Pure FM

Portsmouth; England;
- Broadcast area: United Kingdom, Worldwide (Online Website)

Programming
- Language: English
- Format: Student radio, internet radio
- Affiliations: UK Student Radio Association

Ownership
- Owner: University of Portsmouth Students' Union

History
- First air date: 1994
- Call sign meaning: "Portsmouth University Radio Experience"

Links
- Website: www.thisispurefm.com

= Pure FM (Portsmouth) =

Pure FM (Portsmouth University Radio Experience) is an official student-led radio station broadcast by student members at the University of Portsmouth.

As a student media of the University of Portsmouth Students' Union, the station is supported by the union and is housed within the University Student Union on Cambridge Road.

== History ==
Pure FM was launched in 1994. The Station has had continuous broadcasting until an abrupt end in 2020 where it was halted due to the Pandemic, major upgrading of the studio ecosystem and flooding water damages to the 2 studios and equipment.

In 2023, Pure FM hosted multiple University and Public Radio Stations in the South Region to create a 24-Hour radio broadcast of the "Round The Clock Radio Challenge", where each station took turns to host programmes in a shared network under the name of "South Region". This was to raise some money for chosen charities in the South.

As of the end of February 2024, full 24-hour 7 days-a-week broadcasts had resumed for the first time in four years. Plans for dedicated music shows, podcasts, sports and news broadcasts among others will be returning to the station. Podcasts have also being recorded on various topics by Student Members and are kept on the Website Radio Player.

== Committee 2023/2024 ==
The Radio Station is run by the Student Volunteer Committee and members of the Pure FM University Society which is registered under the Portsmouth Student Union.

§ **Task A**
Answer each question about the Pure FM article using only what it states.
(i) Which body owns the station?
(ii) In what year was the station launched?
(iii) By what point had full 24-hour, 7-days-a-week broadcasts resumed?
§ **Task B**
Summarize the Pure FM article in exactly two sentences.
§ **Task C**
Extend the Pure FM article with new text that follows on from its last sentence.

§ **Data records**
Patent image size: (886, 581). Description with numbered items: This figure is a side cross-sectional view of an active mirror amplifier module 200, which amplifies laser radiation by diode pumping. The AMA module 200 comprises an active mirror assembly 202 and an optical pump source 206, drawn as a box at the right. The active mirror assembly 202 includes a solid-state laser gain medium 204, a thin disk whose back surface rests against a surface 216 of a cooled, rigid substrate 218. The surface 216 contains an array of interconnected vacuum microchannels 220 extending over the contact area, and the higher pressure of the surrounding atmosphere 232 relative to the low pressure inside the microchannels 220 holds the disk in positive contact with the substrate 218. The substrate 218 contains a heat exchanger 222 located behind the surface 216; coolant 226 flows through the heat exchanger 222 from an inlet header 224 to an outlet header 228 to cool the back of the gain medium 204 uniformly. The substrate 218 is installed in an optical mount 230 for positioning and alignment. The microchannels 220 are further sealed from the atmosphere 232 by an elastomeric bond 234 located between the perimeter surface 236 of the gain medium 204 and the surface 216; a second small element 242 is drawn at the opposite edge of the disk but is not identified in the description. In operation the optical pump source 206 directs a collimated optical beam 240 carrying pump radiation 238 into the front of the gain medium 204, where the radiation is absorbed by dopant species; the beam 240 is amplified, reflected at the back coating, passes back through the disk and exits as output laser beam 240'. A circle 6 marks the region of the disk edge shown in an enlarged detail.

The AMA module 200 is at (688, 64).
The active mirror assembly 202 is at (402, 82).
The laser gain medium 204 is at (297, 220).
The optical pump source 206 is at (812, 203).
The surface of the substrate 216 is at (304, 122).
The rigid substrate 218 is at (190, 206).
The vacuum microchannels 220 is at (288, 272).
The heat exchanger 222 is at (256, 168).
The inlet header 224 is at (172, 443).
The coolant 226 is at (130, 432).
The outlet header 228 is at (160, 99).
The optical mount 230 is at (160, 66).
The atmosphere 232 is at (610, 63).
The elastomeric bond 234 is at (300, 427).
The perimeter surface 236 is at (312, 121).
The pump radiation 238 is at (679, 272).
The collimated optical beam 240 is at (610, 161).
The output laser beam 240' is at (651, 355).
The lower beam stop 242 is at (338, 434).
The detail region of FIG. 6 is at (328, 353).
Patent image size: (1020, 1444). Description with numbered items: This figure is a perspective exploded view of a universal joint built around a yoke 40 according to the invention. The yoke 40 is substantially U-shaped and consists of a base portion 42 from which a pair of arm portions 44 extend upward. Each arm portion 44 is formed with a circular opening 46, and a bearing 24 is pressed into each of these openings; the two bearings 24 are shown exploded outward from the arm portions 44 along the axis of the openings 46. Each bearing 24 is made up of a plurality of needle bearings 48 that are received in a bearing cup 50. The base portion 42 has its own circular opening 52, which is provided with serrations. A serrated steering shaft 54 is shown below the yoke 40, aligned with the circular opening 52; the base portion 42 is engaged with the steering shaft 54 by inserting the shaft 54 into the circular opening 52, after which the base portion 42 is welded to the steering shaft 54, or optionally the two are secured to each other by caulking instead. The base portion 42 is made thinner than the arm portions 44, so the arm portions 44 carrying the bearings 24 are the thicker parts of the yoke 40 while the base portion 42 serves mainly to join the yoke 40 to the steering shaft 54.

§ **Task result A**
(i) The University of Portsmouth Students' Union
(ii) 1994
(iii) The end of February 2024

§ **Task result B**
Pure FM is an official student-led radio station at the University of Portsmouth, supported by the Students' Union and housed within the University Student Union on Cambridge Road. Launched in 1994, the station broadcast continuously until 2020, when the pandemic, major studio upgrades and flood damage halted it, and full 24-hour, 7-days-a-week broadcasts had resumed by the end of February 2024.

§ **Task result C**
- President/Executive Director: Charlotte Lord
- Vice President/HR Director/Treasurer: Samuel Aries
- Station Manager/Secretary: Joe Levy
- Music Director: Daniel Hatfield
- Technical Director: Thomas Boxall
- Programming Director: Jayden Henry
- News and Sport Lead: Stephen Pinhorne
- Social and Outreach Director: Freya Anderson

== Awards and nominations ==

In 2008 at the Student Radio Association Conference in Bath, Ben Burrell won the first Demo Idol.

In 2012, Dan Jackson and Murray Grindon were shortlisted for the Best Entertainment Programming category at the Student Radio Awards.

In April 2013 at the Student Radio Association Conference in Leicester, Glen Scott picked up Volunteer of the Year at the I Love Student Radio Awards.

In November 2013, Glen Scott picked up the Gold Award for Best Male Presenter at the National Student Radio Awards 2013.

In 2014 at the National Student Radio Awards, Pure FM picked up their first group Gold Award for Best SRA Chart Show (presented by Glen Scott and Oliver Ing, produced by Ed Roberts).

In 2015, at the National Student Radio Awards Pure FM were shortlisted for Best SRA Chart Show (presented by Orion Brooks and Andrew Dixson, produced by Kerrie Oak and Alex Watson).

In 2016, Pure FM were nominated for "Most Improved Student Radio Station" at the I Love Student Radio Awards. Deputy Head of Music, Nelson Hylton, was also nominated for Outstanding Contribution to Student Radio.

At the National Student Radio Awards in November 2023, a programme that was broadcast during the Round the Clock Radio Challenge named "The Big Music Quiz" was awarded the Silver Award for Best Multiplatform Initiative by the Student Radio Association and the award is shared by all radio stations that were involved.